Work instructions → Whenever a line below holds the word "screenshot", copy that line.

(Excerpt from a dataset)
-------------------------
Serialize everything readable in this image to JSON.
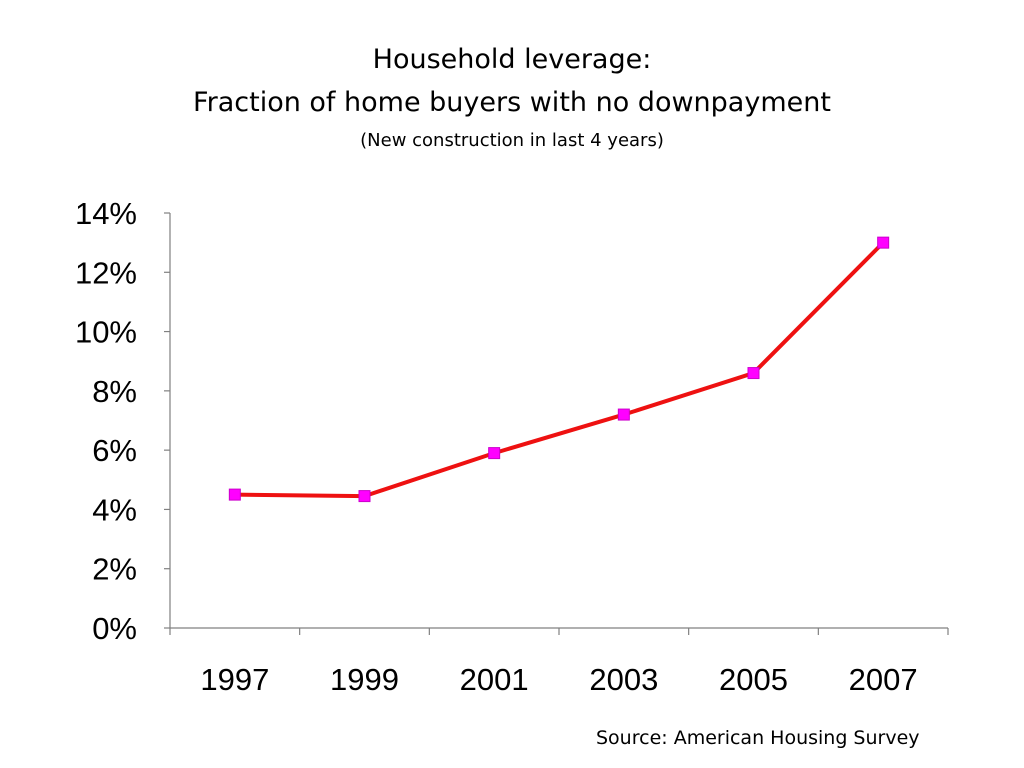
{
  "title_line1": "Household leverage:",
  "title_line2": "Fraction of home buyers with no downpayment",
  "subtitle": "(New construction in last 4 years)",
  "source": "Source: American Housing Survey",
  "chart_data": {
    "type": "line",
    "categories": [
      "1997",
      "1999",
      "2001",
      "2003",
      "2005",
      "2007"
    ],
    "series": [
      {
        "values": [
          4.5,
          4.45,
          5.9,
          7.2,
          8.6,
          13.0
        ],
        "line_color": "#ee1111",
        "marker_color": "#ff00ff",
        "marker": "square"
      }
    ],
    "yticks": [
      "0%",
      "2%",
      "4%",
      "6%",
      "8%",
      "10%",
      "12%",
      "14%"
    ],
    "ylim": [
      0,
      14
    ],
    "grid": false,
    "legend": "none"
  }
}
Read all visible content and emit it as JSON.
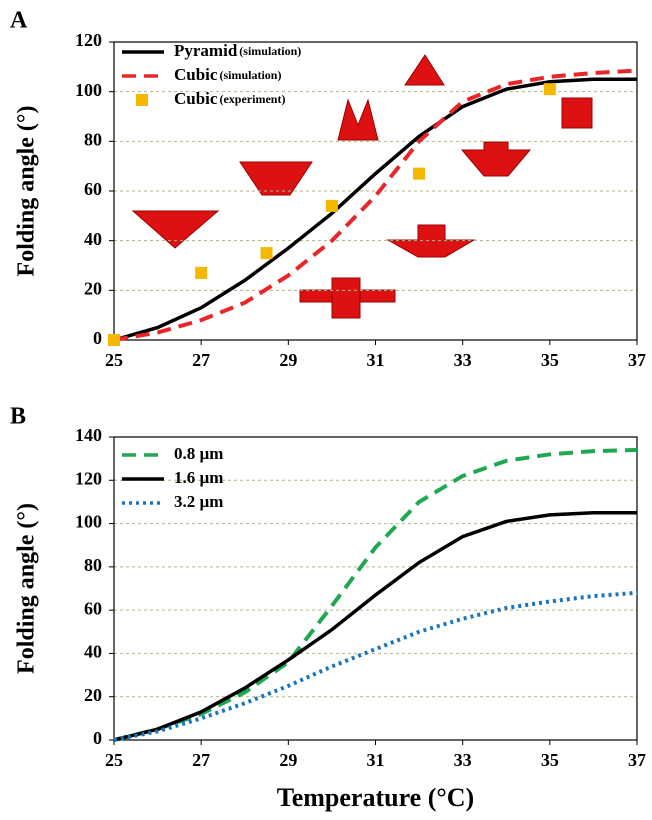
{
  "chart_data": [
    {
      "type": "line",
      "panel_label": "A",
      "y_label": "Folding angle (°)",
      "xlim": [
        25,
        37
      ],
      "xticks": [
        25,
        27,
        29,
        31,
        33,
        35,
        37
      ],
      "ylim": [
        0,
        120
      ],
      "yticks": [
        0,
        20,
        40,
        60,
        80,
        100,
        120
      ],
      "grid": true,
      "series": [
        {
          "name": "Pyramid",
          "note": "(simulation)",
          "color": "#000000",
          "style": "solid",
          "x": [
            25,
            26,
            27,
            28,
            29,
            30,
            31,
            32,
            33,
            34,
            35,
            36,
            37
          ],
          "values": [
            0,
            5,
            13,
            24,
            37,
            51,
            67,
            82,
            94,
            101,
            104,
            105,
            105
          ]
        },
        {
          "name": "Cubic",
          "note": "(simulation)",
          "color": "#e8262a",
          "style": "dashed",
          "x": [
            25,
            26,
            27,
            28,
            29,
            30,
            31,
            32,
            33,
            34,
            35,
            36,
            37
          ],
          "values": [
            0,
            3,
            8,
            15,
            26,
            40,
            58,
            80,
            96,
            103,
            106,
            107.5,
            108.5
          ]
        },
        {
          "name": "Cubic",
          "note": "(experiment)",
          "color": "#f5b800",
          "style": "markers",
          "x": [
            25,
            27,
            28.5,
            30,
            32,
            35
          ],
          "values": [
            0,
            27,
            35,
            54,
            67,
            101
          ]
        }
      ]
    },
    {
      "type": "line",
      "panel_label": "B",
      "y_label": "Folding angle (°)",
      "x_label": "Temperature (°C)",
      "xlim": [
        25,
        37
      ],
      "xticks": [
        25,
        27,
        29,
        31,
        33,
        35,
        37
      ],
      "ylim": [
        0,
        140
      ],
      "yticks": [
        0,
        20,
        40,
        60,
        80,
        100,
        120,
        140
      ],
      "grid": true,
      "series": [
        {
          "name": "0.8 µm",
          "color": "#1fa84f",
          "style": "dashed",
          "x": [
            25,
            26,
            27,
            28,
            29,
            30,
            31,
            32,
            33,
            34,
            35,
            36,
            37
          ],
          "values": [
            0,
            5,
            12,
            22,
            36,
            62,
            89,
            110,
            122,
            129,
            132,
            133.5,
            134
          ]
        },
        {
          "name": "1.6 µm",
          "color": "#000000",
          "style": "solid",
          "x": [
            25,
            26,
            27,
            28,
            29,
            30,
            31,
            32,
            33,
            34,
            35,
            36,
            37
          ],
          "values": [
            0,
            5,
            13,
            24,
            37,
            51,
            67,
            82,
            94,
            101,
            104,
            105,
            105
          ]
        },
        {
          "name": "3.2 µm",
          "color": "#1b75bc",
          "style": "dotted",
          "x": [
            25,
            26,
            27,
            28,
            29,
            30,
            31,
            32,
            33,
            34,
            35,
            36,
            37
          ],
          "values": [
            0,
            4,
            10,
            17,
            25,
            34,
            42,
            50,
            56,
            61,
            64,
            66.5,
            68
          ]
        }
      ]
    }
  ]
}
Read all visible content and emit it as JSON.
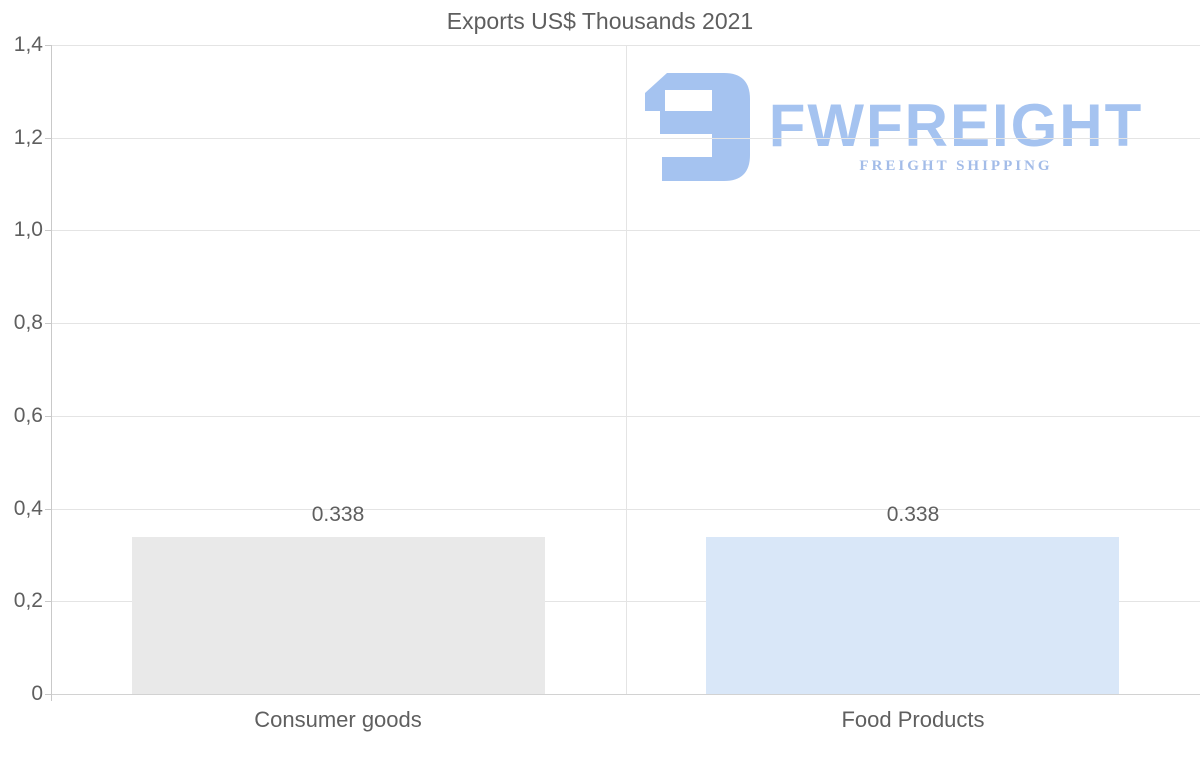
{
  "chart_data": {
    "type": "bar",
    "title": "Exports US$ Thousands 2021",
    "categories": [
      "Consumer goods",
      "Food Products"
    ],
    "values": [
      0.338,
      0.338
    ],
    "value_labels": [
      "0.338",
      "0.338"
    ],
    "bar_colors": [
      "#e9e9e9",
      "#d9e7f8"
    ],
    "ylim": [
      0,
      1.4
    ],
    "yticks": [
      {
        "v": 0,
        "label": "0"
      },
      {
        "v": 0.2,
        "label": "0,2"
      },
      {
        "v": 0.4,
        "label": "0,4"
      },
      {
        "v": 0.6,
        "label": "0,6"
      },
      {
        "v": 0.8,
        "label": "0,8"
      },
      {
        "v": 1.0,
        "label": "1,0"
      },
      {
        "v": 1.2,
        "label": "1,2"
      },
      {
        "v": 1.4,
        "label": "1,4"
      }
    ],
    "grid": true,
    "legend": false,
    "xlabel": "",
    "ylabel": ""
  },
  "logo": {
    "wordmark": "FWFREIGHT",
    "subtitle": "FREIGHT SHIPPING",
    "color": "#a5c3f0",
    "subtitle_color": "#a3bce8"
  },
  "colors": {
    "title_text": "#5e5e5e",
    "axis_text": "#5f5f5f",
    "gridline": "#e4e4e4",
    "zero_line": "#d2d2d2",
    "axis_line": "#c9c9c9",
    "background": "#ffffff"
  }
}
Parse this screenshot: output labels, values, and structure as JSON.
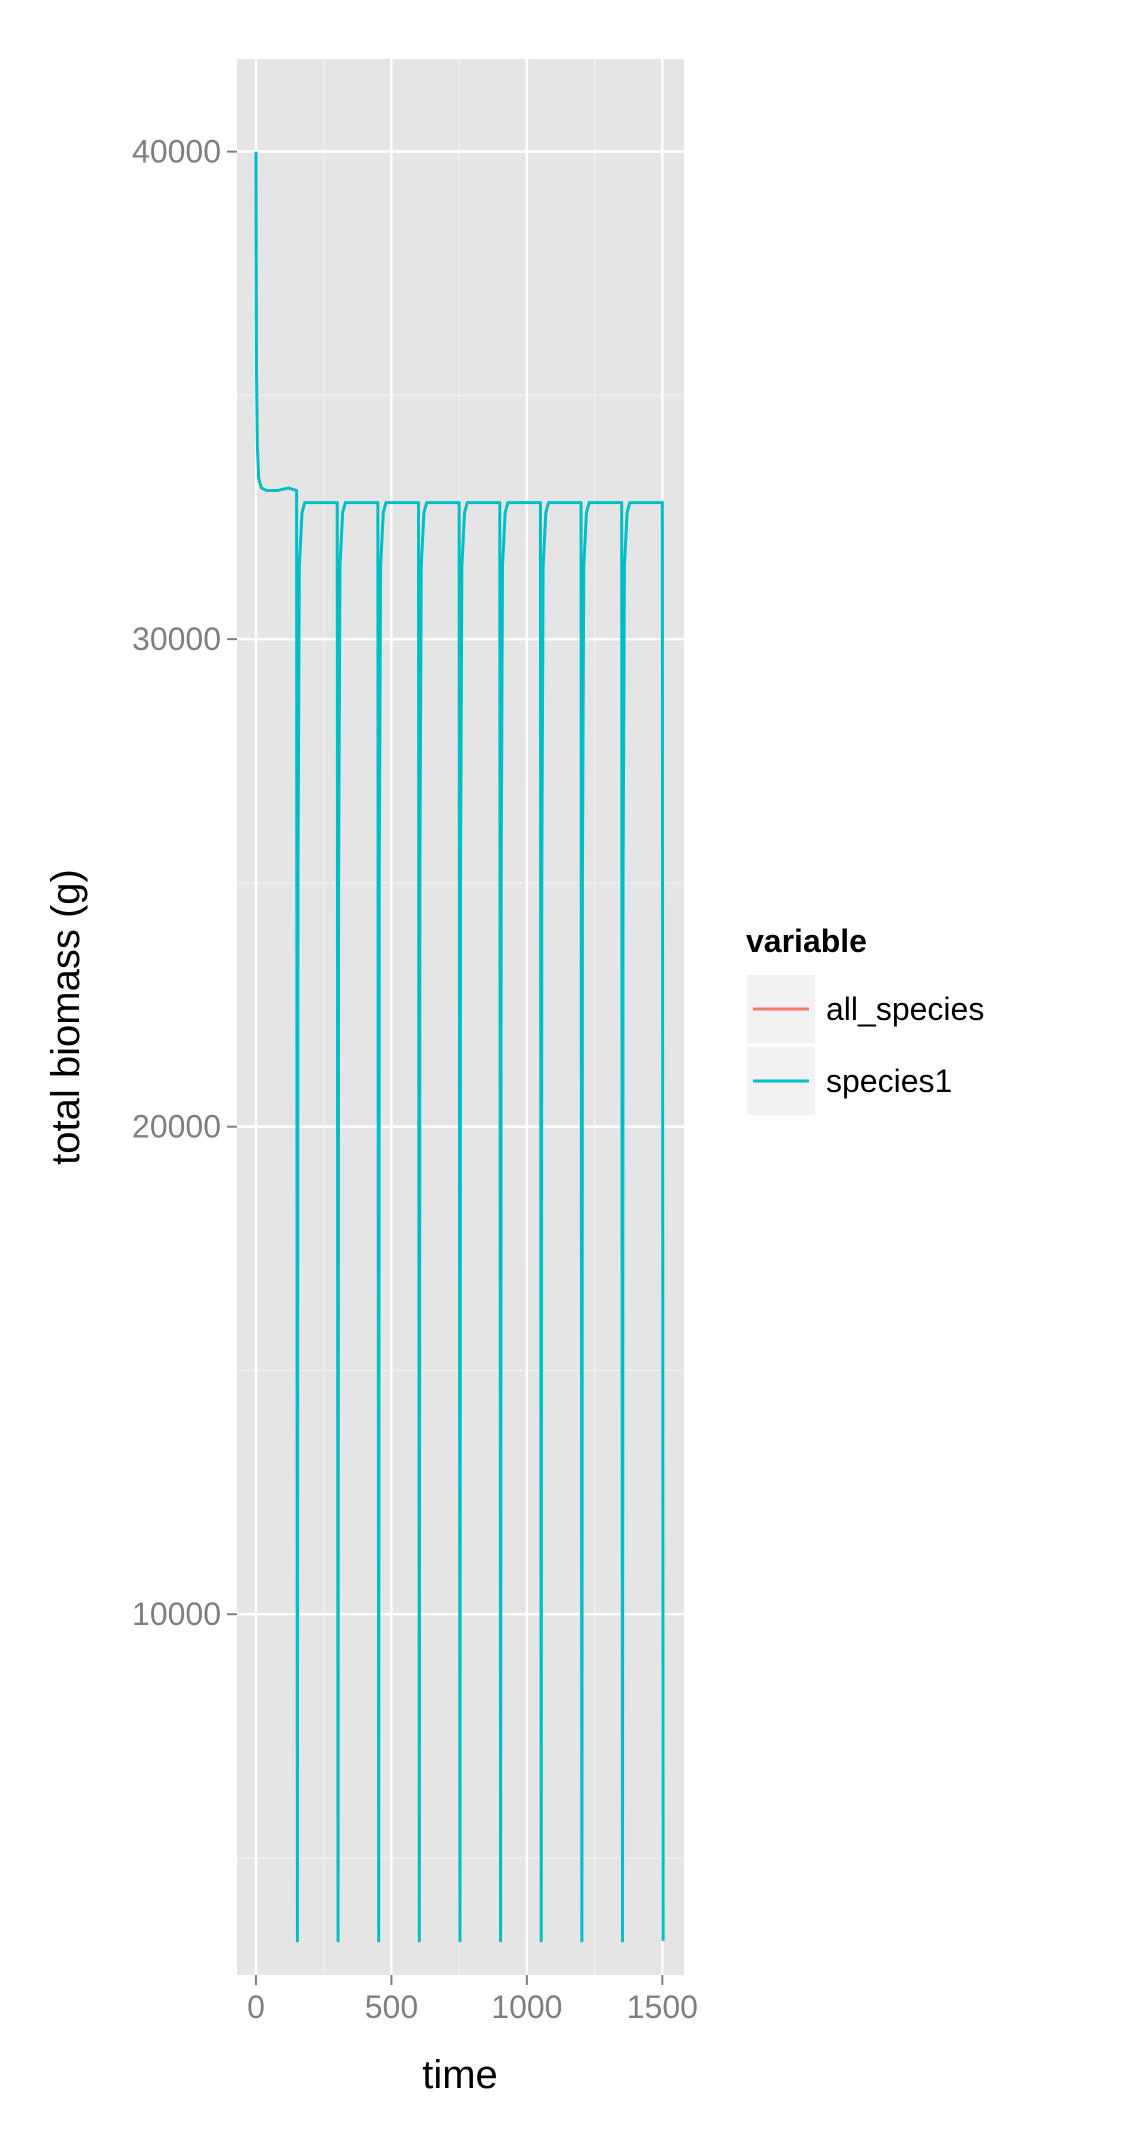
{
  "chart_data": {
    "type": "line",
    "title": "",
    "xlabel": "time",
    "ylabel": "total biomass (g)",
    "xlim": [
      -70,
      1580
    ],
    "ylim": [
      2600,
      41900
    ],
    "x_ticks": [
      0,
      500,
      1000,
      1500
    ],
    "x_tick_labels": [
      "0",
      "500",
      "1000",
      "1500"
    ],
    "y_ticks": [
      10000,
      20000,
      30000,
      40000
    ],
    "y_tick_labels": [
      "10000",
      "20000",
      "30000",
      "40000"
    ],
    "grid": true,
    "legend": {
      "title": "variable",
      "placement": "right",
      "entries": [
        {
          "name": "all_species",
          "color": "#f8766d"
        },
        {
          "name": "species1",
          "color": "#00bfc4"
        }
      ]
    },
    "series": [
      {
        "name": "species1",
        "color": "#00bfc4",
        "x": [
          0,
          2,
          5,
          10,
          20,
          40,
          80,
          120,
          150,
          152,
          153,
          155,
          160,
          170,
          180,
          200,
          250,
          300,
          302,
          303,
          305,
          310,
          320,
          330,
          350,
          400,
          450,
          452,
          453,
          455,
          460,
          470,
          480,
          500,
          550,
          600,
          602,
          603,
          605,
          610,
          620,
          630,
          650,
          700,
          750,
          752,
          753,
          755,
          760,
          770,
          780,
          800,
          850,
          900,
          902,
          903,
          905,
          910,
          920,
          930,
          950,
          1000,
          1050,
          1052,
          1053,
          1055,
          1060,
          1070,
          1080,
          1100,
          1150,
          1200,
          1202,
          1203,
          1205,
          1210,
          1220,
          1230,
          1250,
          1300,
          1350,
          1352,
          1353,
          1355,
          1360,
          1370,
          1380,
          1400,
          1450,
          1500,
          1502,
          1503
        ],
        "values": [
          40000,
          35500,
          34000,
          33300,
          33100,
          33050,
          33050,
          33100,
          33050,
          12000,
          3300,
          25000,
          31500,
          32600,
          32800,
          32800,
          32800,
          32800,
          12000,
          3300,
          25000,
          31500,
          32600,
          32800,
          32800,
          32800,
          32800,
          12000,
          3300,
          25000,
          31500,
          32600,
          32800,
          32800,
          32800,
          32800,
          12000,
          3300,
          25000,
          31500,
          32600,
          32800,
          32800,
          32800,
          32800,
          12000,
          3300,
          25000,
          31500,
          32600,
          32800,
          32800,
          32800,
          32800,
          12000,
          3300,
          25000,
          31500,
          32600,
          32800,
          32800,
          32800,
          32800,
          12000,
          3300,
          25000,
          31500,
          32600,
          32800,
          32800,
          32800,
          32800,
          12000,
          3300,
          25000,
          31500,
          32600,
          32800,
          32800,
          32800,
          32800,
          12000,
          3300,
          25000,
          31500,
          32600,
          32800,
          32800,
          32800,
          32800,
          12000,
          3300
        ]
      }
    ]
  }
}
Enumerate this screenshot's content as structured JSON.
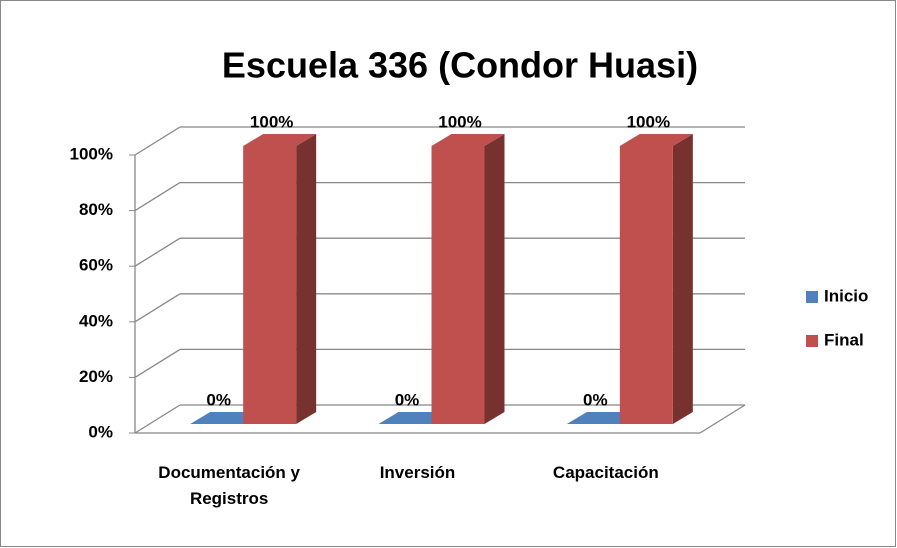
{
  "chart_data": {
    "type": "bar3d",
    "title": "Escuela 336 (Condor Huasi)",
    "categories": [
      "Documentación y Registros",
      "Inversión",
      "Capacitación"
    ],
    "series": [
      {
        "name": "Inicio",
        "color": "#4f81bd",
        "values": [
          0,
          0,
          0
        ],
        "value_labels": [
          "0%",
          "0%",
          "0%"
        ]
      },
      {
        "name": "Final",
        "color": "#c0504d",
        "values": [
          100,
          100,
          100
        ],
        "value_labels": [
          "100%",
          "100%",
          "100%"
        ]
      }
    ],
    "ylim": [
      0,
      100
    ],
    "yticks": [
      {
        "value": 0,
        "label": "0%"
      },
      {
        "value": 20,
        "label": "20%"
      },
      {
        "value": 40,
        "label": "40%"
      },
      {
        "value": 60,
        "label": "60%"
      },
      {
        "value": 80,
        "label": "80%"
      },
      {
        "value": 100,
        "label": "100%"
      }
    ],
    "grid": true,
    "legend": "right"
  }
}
-------------------------
Response to this task →
Parse this screenshot: output labels, values, and structure as JSON.
Enumerate this screenshot's content as structured JSON.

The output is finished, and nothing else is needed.